Your objective — Exactly reproduce the line containing "Serialize everything readable" and all later lines to the end of the entries, leaving the pictures out of your copy.

[Data extracted from a collection]

┌──

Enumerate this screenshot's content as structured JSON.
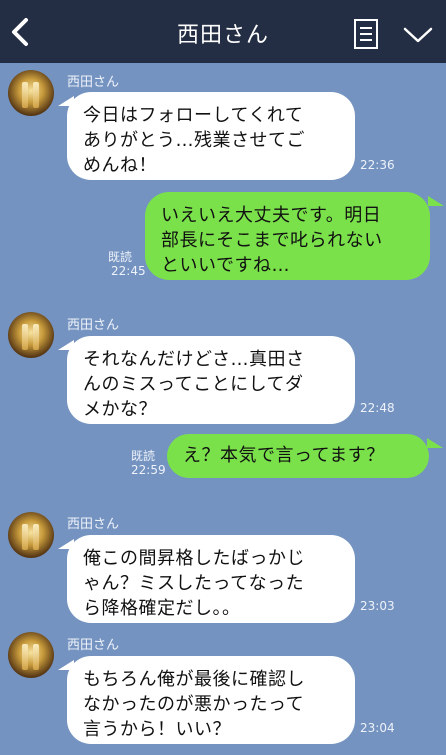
{
  "header": {
    "title": "西田さん",
    "back_icon": "chevron-left-icon",
    "menu_icon": "notes-icon",
    "collapse_icon": "chevron-down-icon",
    "bg_color": "#232d44"
  },
  "chat": {
    "bg_color": "#7493c0",
    "incoming_color": "#ffffff",
    "outgoing_color": "#7ae14b",
    "read_label": "既読",
    "messages": [
      {
        "from": "西田さん",
        "text": "今日はフォローしてくれて\nありがとう…残業させてご\nめんね！",
        "time": "22:36"
      },
      {
        "from": "me",
        "text": "いえいえ大丈夫です。明日\n部長にそこまで叱られない\nといいですね…",
        "time": "22:45",
        "read": "既読"
      },
      {
        "from": "西田さん",
        "text": "それなんだけどさ…真田さ\nんのミスってことにしてダ\nメかな？",
        "time": "22:48"
      },
      {
        "from": "me",
        "text": "え？本気で言ってます？",
        "time": "22:59",
        "read": "既読"
      },
      {
        "from": "西田さん",
        "text": "俺この間昇格したばっかじ\nゃん？ミスしたってなった\nら降格確定だし。。",
        "time": "23:03"
      },
      {
        "from": "西田さん",
        "text": "もちろん俺が最後に確認し\nなかったのが悪かったって\n言うから！いい？",
        "time": "23:04"
      }
    ]
  }
}
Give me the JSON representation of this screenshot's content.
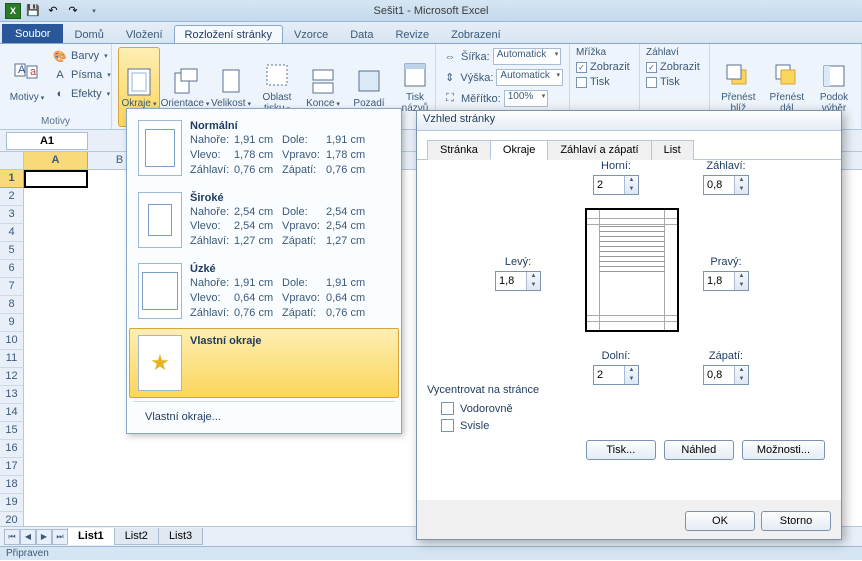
{
  "title": "Sešit1 - Microsoft Excel",
  "tabs": {
    "file": "Soubor",
    "items": [
      "Domů",
      "Vložení",
      "Rozložení stránky",
      "Vzorce",
      "Data",
      "Revize",
      "Zobrazení"
    ],
    "active": 2
  },
  "ribbon": {
    "themes": {
      "motivy": "Motivy",
      "barvy": "Barvy",
      "pisma": "Písma",
      "efekty": "Efekty",
      "group": "Motivy"
    },
    "page_setup": {
      "okraje": "Okraje",
      "orientace": "Orientace",
      "velikost": "Velikost",
      "oblast": "Oblast\ntisku",
      "konce": "Konce",
      "pozadi": "Pozadí",
      "tisk": "Tisk\nnázvů"
    },
    "scale": {
      "sirka": "Šířka:",
      "vyska": "Výška:",
      "meritko": "Měřítko:",
      "auto": "Automatick",
      "pct": "100%"
    },
    "gridlines": {
      "title": "Mřížka",
      "zobrazit": "Zobrazit",
      "tisk": "Tisk"
    },
    "headings": {
      "title": "Záhlaví",
      "zobrazit": "Zobrazit",
      "tisk": "Tisk"
    },
    "arrange": {
      "prenest1": "Přenést\nblíž",
      "prenest2": "Přenést\ndál",
      "podok": "Podok\nvýběr"
    }
  },
  "namebox": "A1",
  "columns": [
    "A",
    "B"
  ],
  "rows": 20,
  "sheets": {
    "items": [
      "List1",
      "List2",
      "List3"
    ],
    "active": 0
  },
  "status": "Připraven",
  "margins_menu": {
    "options": [
      {
        "name": "Normální",
        "rows": [
          [
            "Nahoře:",
            "1,91 cm",
            "Dole:",
            "1,91 cm"
          ],
          [
            "Vlevo:",
            "1,78 cm",
            "Vpravo:",
            "1,78 cm"
          ],
          [
            "Záhlaví:",
            "0,76 cm",
            "Zápatí:",
            "0,76 cm"
          ]
        ],
        "insets": [
          8,
          6,
          8,
          6
        ]
      },
      {
        "name": "Široké",
        "rows": [
          [
            "Nahoře:",
            "2,54 cm",
            "Dole:",
            "2,54 cm"
          ],
          [
            "Vlevo:",
            "2,54 cm",
            "Vpravo:",
            "2,54 cm"
          ],
          [
            "Záhlaví:",
            "1,27 cm",
            "Zápatí:",
            "1,27 cm"
          ]
        ],
        "insets": [
          11,
          9,
          11,
          9
        ]
      },
      {
        "name": "Úzké",
        "rows": [
          [
            "Nahoře:",
            "1,91 cm",
            "Dole:",
            "1,91 cm"
          ],
          [
            "Vlevo:",
            "0,64 cm",
            "Vpravo:",
            "0,64 cm"
          ],
          [
            "Záhlaví:",
            "0,76 cm",
            "Zápatí:",
            "0,76 cm"
          ]
        ],
        "insets": [
          8,
          3,
          8,
          3
        ]
      }
    ],
    "custom_title": "Vlastní okraje",
    "custom_cmd": "Vlastní okraje..."
  },
  "dialog": {
    "title": "Vzhled stránky",
    "tabs": [
      "Stránka",
      "Okraje",
      "Záhlaví a zápatí",
      "List"
    ],
    "active_tab": 1,
    "fields": {
      "horni": {
        "label": "Horní:",
        "value": "2"
      },
      "zahlavi": {
        "label": "Záhlaví:",
        "value": "0,8"
      },
      "levy": {
        "label": "Levý:",
        "value": "1,8"
      },
      "pravy": {
        "label": "Pravý:",
        "value": "1,8"
      },
      "dolni": {
        "label": "Dolní:",
        "value": "2"
      },
      "zapati": {
        "label": "Zápatí:",
        "value": "0,8"
      }
    },
    "center": {
      "title": "Vycentrovat na stránce",
      "h": "Vodorovně",
      "v": "Svisle"
    },
    "buttons": {
      "tisk": "Tisk...",
      "nahled": "Náhled",
      "moznosti": "Možnosti...",
      "ok": "OK",
      "storno": "Storno"
    }
  }
}
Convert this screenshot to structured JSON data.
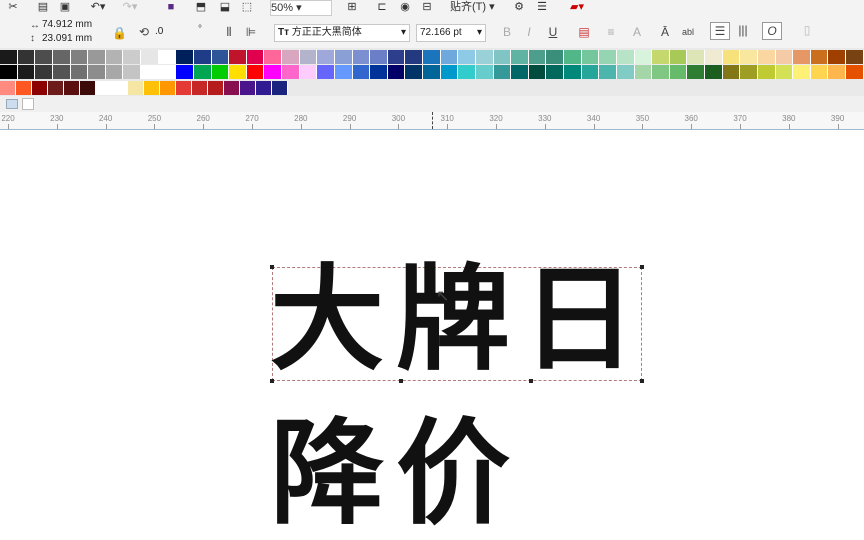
{
  "toolbar": {
    "zoom": "50%",
    "snap_label": "贴齐(T)"
  },
  "propbar": {
    "width_value": "74.912 mm",
    "height_value": "23.091 mm",
    "angle_value": ".0",
    "degree_symbol": "°",
    "font_name": "方正正大黑简体",
    "font_size": "72.166 pt"
  },
  "palette": {
    "row1": [
      "#1a1a1a",
      "#333333",
      "#4d4d4d",
      "#666666",
      "#808080",
      "#999999",
      "#b3b3b3",
      "#cccccc",
      "#e6e6e6",
      "#ffffff",
      "#00205b",
      "#1f3c88",
      "#2e5597",
      "#c0142d",
      "#e0004d",
      "#ff6699",
      "#d9a6bf",
      "#b3b3cc",
      "#9fa8da",
      "#8a9fd6",
      "#7c8fd1",
      "#6a7fc8",
      "#2c3e8c",
      "#233a80",
      "#1b75bc",
      "#6fa8dc",
      "#8ecae6",
      "#9ad0d8",
      "#80c4c4",
      "#5fb3a3",
      "#4d9e8c",
      "#3a8f7a",
      "#52b788",
      "#74c69d",
      "#95d5b2",
      "#b7e4c7",
      "#d8f3dc",
      "#c5d86d",
      "#a7c957",
      "#dde5b6",
      "#f0ead2",
      "#f7e17a",
      "#f9e79f",
      "#fad7a0",
      "#f5cba7",
      "#e59866",
      "#ca6f1e",
      "#a04000",
      "#784212"
    ],
    "row2": [
      "#000000",
      "#1c1c1c",
      "#383838",
      "#545454",
      "#707070",
      "#8c8c8c",
      "#a8a8a8",
      "#c4c4c4",
      "#ffffff",
      "#ffffff",
      "#0000ff",
      "#00a651",
      "#00cc00",
      "#ffde00",
      "#ff0000",
      "#ff00ff",
      "#ff66cc",
      "#ffccff",
      "#6666ff",
      "#6699ff",
      "#3366cc",
      "#003399",
      "#000066",
      "#003366",
      "#006699",
      "#0099cc",
      "#33cccc",
      "#66cccc",
      "#339999",
      "#006666",
      "#004d40",
      "#00695c",
      "#00897b",
      "#26a69a",
      "#4db6ac",
      "#80cbc4",
      "#a5d6a7",
      "#81c784",
      "#66bb6a",
      "#2e7d32",
      "#1b5e20",
      "#827717",
      "#9e9d24",
      "#c0ca33",
      "#d4e157",
      "#fff176",
      "#ffd54f",
      "#ffb74d",
      "#e65100"
    ],
    "row3": [
      "#ff8a80",
      "#ff5722",
      "#8b0000",
      "#6d1b1b",
      "#5b0f0f",
      "#3d0a0a",
      "#ffffff",
      "#ffffff",
      "#f5e6a3",
      "#ffc107",
      "#ff9800",
      "#e53935",
      "#c62828",
      "#b71c1c",
      "#880e4f",
      "#4a148c",
      "#311b92",
      "#1a237e"
    ]
  },
  "ruler": {
    "labels": [
      "220",
      "230",
      "240",
      "250",
      "260",
      "270",
      "280",
      "290",
      "300",
      "310",
      "320",
      "330",
      "340",
      "350",
      "360",
      "370",
      "380",
      "390"
    ]
  },
  "canvas": {
    "line1": "大牌日",
    "line2": "降价"
  }
}
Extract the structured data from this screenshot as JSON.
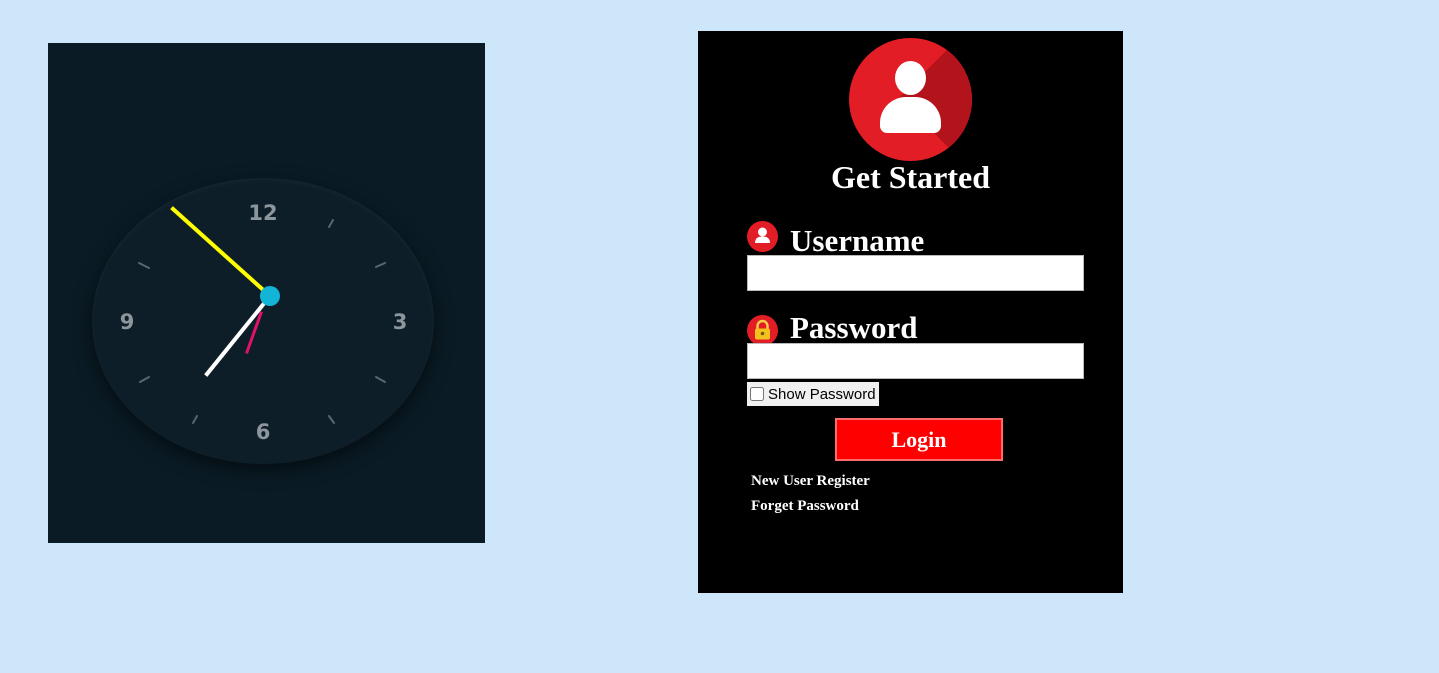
{
  "clock": {
    "numbers": [
      "12",
      "3",
      "6",
      "9"
    ],
    "hand_colors": {
      "hour": "#ffffff",
      "minute": "#ffff00",
      "second": "#e0126a",
      "center": "#12b5d6"
    }
  },
  "login": {
    "title": "Get Started",
    "username_label": "Username",
    "username_value": "",
    "password_label": "Password",
    "password_value": "",
    "show_password_label": "Show Password",
    "show_password_checked": false,
    "login_button": "Login",
    "register_link": "New User Register",
    "forgot_link": "Forget Password",
    "icons": [
      "user-avatar-icon",
      "user-icon",
      "lock-icon"
    ],
    "accent_color": "#ff0000"
  }
}
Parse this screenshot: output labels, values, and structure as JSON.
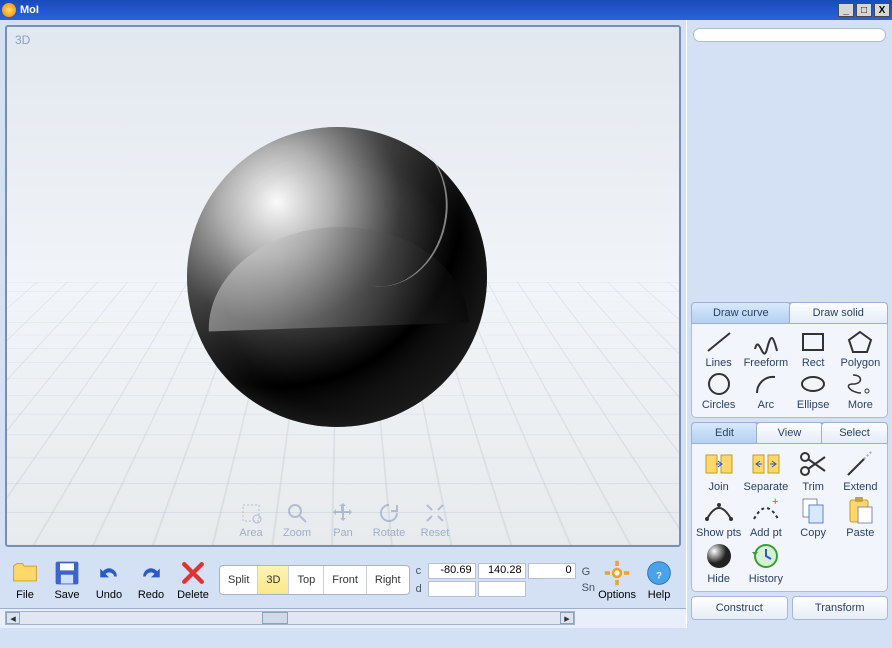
{
  "window": {
    "title": "MoI"
  },
  "viewport": {
    "label": "3D"
  },
  "viewTools": [
    {
      "name": "area",
      "label": "Area"
    },
    {
      "name": "zoom",
      "label": "Zoom"
    },
    {
      "name": "pan",
      "label": "Pan"
    },
    {
      "name": "rotate",
      "label": "Rotate"
    },
    {
      "name": "reset",
      "label": "Reset"
    }
  ],
  "bottom": {
    "buttons": [
      {
        "name": "file",
        "label": "File"
      },
      {
        "name": "save",
        "label": "Save"
      },
      {
        "name": "undo",
        "label": "Undo"
      },
      {
        "name": "redo",
        "label": "Redo"
      },
      {
        "name": "delete",
        "label": "Delete"
      }
    ],
    "views": [
      {
        "name": "split",
        "label": "Split"
      },
      {
        "name": "3d",
        "label": "3D",
        "active": true
      },
      {
        "name": "top",
        "label": "Top"
      },
      {
        "name": "front",
        "label": "Front"
      },
      {
        "name": "right",
        "label": "Right"
      }
    ],
    "coordTopLabel": "c",
    "coordBotLabel": "d",
    "coords": {
      "x": "-80.69",
      "y": "140.28",
      "z": "0"
    },
    "grid": "G",
    "snap": "Sn",
    "options": "Options",
    "help": "Help"
  },
  "drawTabs": [
    {
      "name": "draw-curve",
      "label": "Draw curve",
      "active": true
    },
    {
      "name": "draw-solid",
      "label": "Draw solid"
    }
  ],
  "drawTools": [
    {
      "name": "lines",
      "label": "Lines"
    },
    {
      "name": "freeform",
      "label": "Freeform"
    },
    {
      "name": "rect",
      "label": "Rect"
    },
    {
      "name": "polygon",
      "label": "Polygon"
    },
    {
      "name": "circles",
      "label": "Circles"
    },
    {
      "name": "arc",
      "label": "Arc"
    },
    {
      "name": "ellipse",
      "label": "Ellipse"
    },
    {
      "name": "more",
      "label": "More"
    }
  ],
  "editTabs": [
    {
      "name": "edit",
      "label": "Edit",
      "active": true
    },
    {
      "name": "view",
      "label": "View"
    },
    {
      "name": "select",
      "label": "Select"
    }
  ],
  "editTools": [
    {
      "name": "join",
      "label": "Join"
    },
    {
      "name": "separate",
      "label": "Separate"
    },
    {
      "name": "trim",
      "label": "Trim"
    },
    {
      "name": "extend",
      "label": "Extend"
    },
    {
      "name": "showpts",
      "label": "Show pts"
    },
    {
      "name": "addpt",
      "label": "Add pt"
    },
    {
      "name": "copy",
      "label": "Copy"
    },
    {
      "name": "paste",
      "label": "Paste"
    },
    {
      "name": "hide",
      "label": "Hide"
    },
    {
      "name": "history",
      "label": "History"
    }
  ],
  "actions": [
    {
      "name": "construct",
      "label": "Construct"
    },
    {
      "name": "transform",
      "label": "Transform"
    }
  ]
}
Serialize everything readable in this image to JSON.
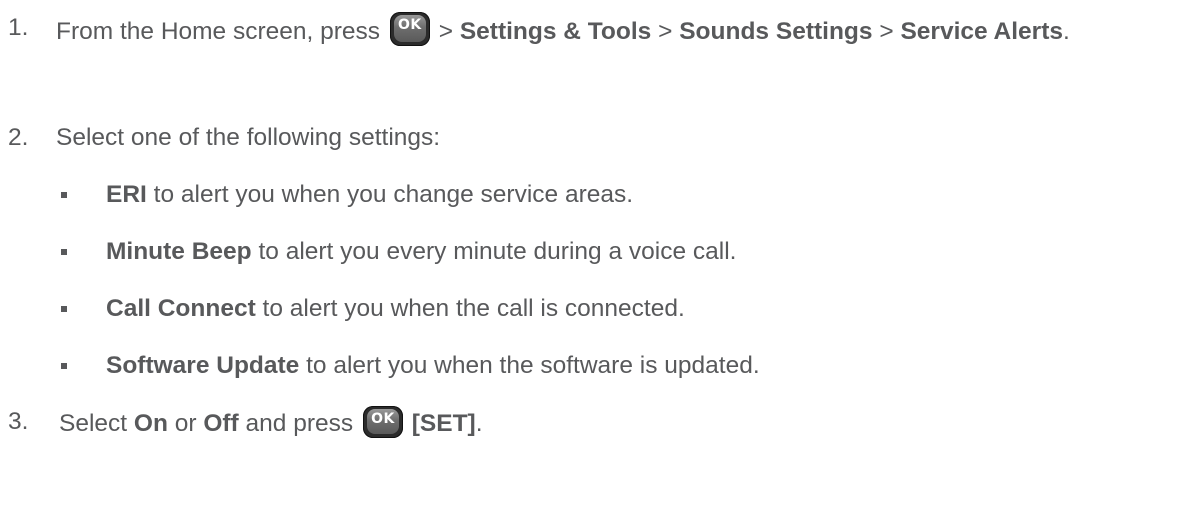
{
  "step1": {
    "number": "1.",
    "prefix": "From the Home screen, press",
    "key_label": "OK",
    "sep1": ">",
    "menu1": "Settings & Tools",
    "sep2": ">",
    "menu2": "Sounds Settings",
    "sep3": ">",
    "menu3": "Service Alerts",
    "end": "."
  },
  "step2": {
    "number": "2.",
    "text": "Select one of the following settings:"
  },
  "bullets": [
    {
      "term": "ERI",
      "desc": " to alert you when you change service areas."
    },
    {
      "term": "Minute Beep",
      "desc": " to alert you every minute during a voice call."
    },
    {
      "term": "Call Connect",
      "desc": " to alert you when the call is connected."
    },
    {
      "term": "Software Update",
      "desc": " to alert you when the software is updated."
    }
  ],
  "step3": {
    "number": "3.",
    "prefix": "Select ",
    "on": "On",
    "or": " or ",
    "off": "Off",
    "mid": " and press",
    "key_label": "OK",
    "set": "[SET]",
    "end": "."
  }
}
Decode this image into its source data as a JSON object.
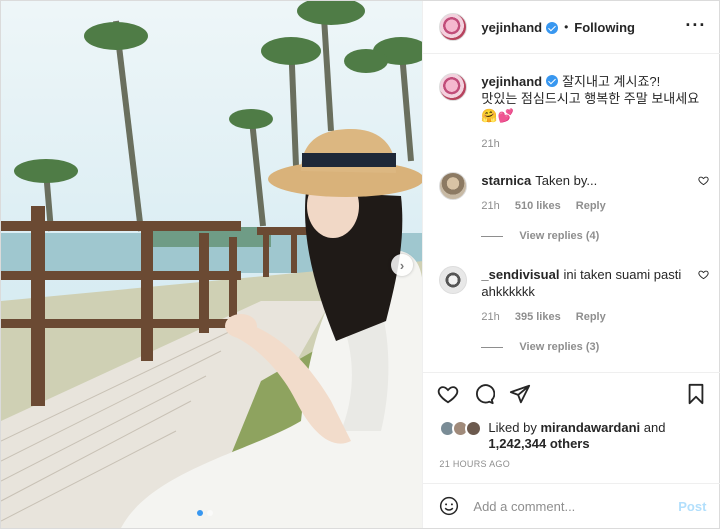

└──

Answer below —
Serialize everything readable in this image to JSON.
{
  "step1": {
    "number": "1.",
    "prefix": "From the Home screen, press",
    "key_label": "OK",
    "sep1": ">",
    "menu1": "Settings & Tools",
    "sep2": ">",
    "menu2": "Sounds Settings",
    "sep3": ">",
    "menu3": "Service Alerts",
    "end": "."
  },
  "step2": {
    "number": "2.",
    "text": "Select one of the following settings:"
  },
  "bullets": [
    {
      "term": "ERI",
      "desc": " to alert you when you change service areas."
    },
    {
      "term": "Minute Beep",
      "desc": " to alert you every minute during a voice call."
    },
    {
      "term": "Call Connect",
      "desc": " to alert you when the call is connected."
    },
    {
      "term": "Software Update",
      "desc": " to alert you when the software is updated."
    }
  ],
  "step3": {
    "number": "3.",
    "prefix": "Select ",
    "on": "On",
    "or": " or ",
    "off": "Off",
    "mid": " and press",
    "key_label": "OK",
    "set": "[SET]",
    "end": "."
  }
}
Decode this image into its source data as a JSON object.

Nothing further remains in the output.